Given request ::
Show each line of the data below that has the string "Pott" in it.

***** Task input *****

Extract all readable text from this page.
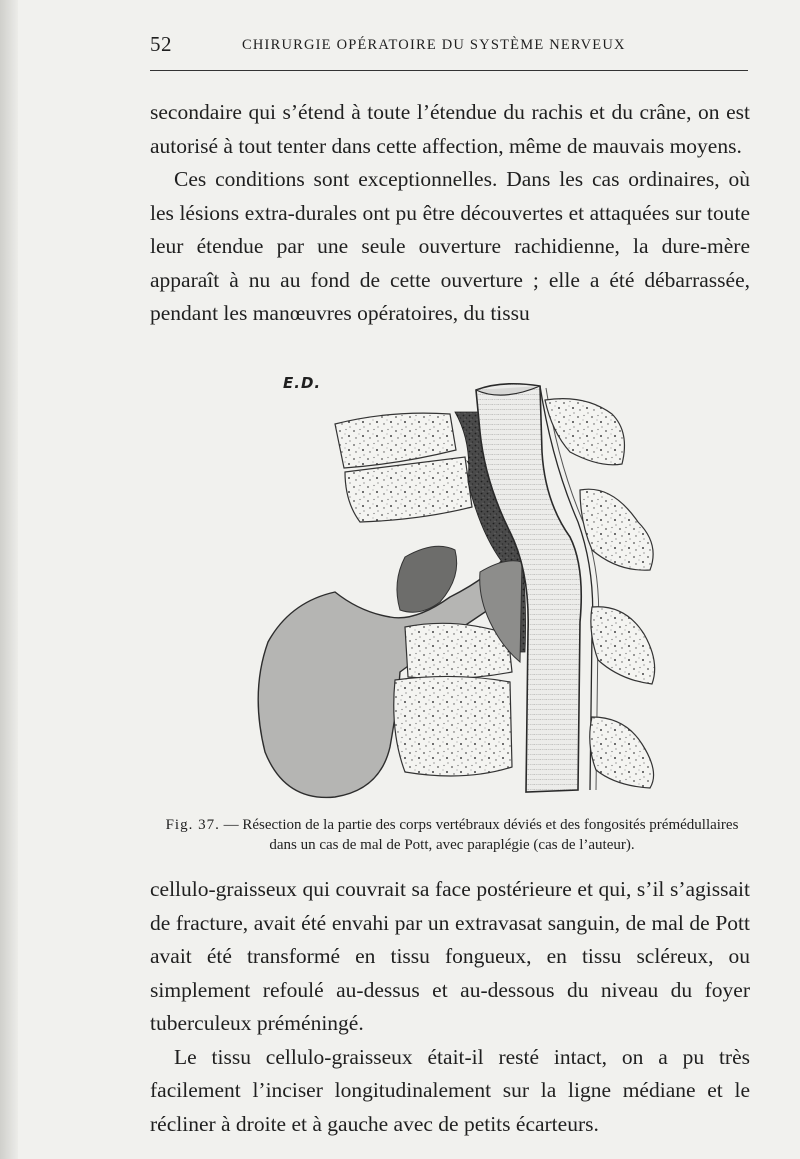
52	CHIRURGIE OPÉRATOIRE DU SYSTÈME NERVEUX

secondaire qui s’étend à toute l’étendue du rachis et du crâne, on est autorisé à tout tenter dans cette affection, même de mauvais moyens.

Ces conditions sont exceptionnelles. Dans les cas ordinaires, où les lésions extra-durales ont pu être découvertes et attaquées sur toute leur étendue par une seule ouverture rachidienne, la dure-mère apparaît à nu au fond de cette ouverture ; elle a été débarrassée, pendant les manœuvres opératoires, du tissu

E.D.
Fig. 37. — Résection de la partie des corps vertébraux déviés et des fongosités prémédullaires dans un cas de mal de Pott, avec paraplégie (cas de l’auteur).

cellulo-graisseux qui couvrait sa face postérieure et qui, s’il s’agissait de fracture, avait été envahi par un extravasat sanguin, de mal de Pott avait été transformé en tissu fongueux, en tissu scléreux, ou simplement refoulé au-dessus et au-dessous du niveau du foyer tuberculeux préméningé.

Le tissu cellulo-graisseux était-il resté intact, on a pu très facilement l’inciser longitudinalement sur la ligne médiane et le récliner à droite et à gauche avec de petits écarteurs.
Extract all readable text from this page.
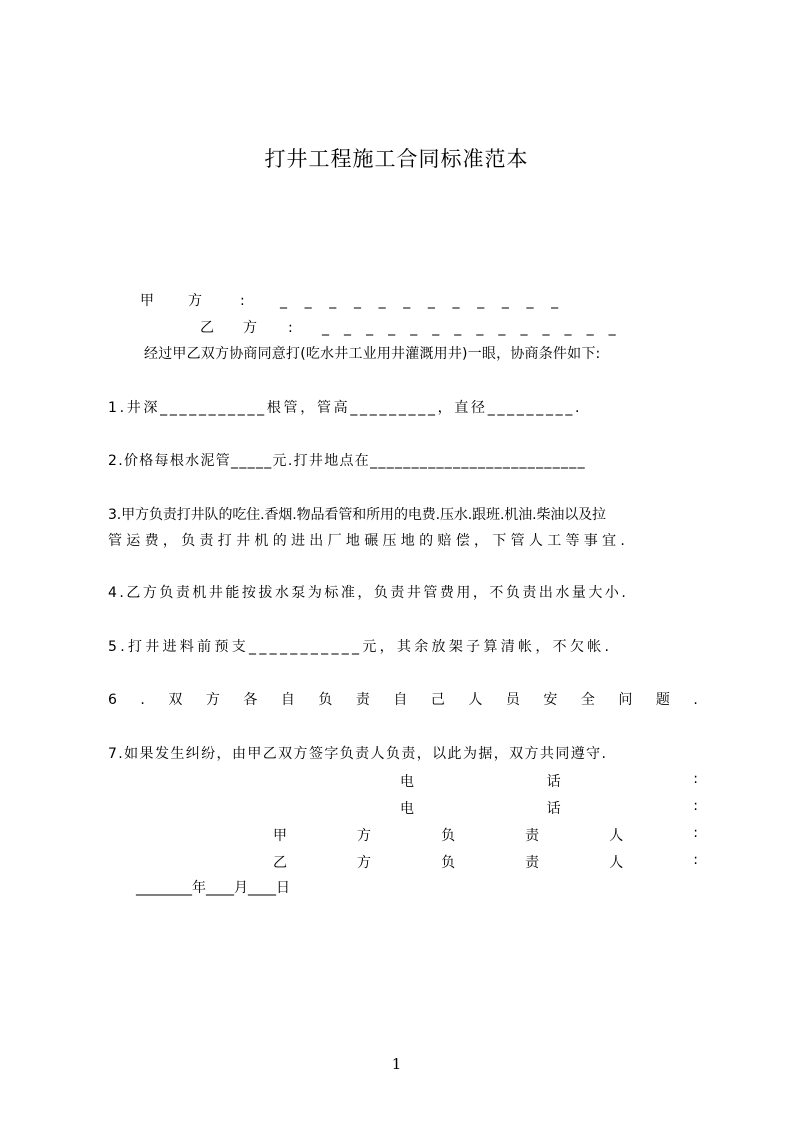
打井工程施工合同标准范本
甲 方	:	_ _ _ _ _ _ _ _ _ _ _ _
乙 方 : _ _ _ _ _ _ _ _ _ _ _ _ _ _
经过甲乙双方协商同意打(吃水井工业用井灌溉用井)一眼，协商条件如下:
1.井深___________根管，管高_________，直径_________.
2.价格每根水泥管_____元.打井地点在__________________________
3.甲方负责打井队的吃住.香烟.物品看管和所用的电费.压水.跟班.机油.柴油以及拉
管运费，负责打井机的进出厂地碾压地的赔偿，下管人工等事宜.
4.乙方负责机井能按拔水泵为标准，负责井管费用，不负责出水量大小.
5.打井进料前预支___________元，其余放架子算清帐，不欠帐.
6 . 双 方 各 自 负 责 自 己 人 员 安 全 问 题 .
7.如果发生纠纷，由甲乙双方签字负责人负责，以此为据，双方共同遵守.
电	话	:
电	话	:
甲	方	负	责	人	:
乙	方	负	责	人	:
________年____月____日
1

*****

Output ::
Fig. 37. — Résection de la partie des corps vertébraux déviés et des fongosités prémédullaires dans un cas de mal de Pott, avec paraplégie (cas de l’auteur).
cellulo-graisseux qui couvrait sa face postérieure et qui, s’il s’agissait de fracture, avait été envahi par un extravasat sanguin, de mal de Pott avait été transformé en tissu fongueux, en tissu scléreux, ou simplement refoulé au-dessus et au-dessous du niveau du foyer tuberculeux préméningé.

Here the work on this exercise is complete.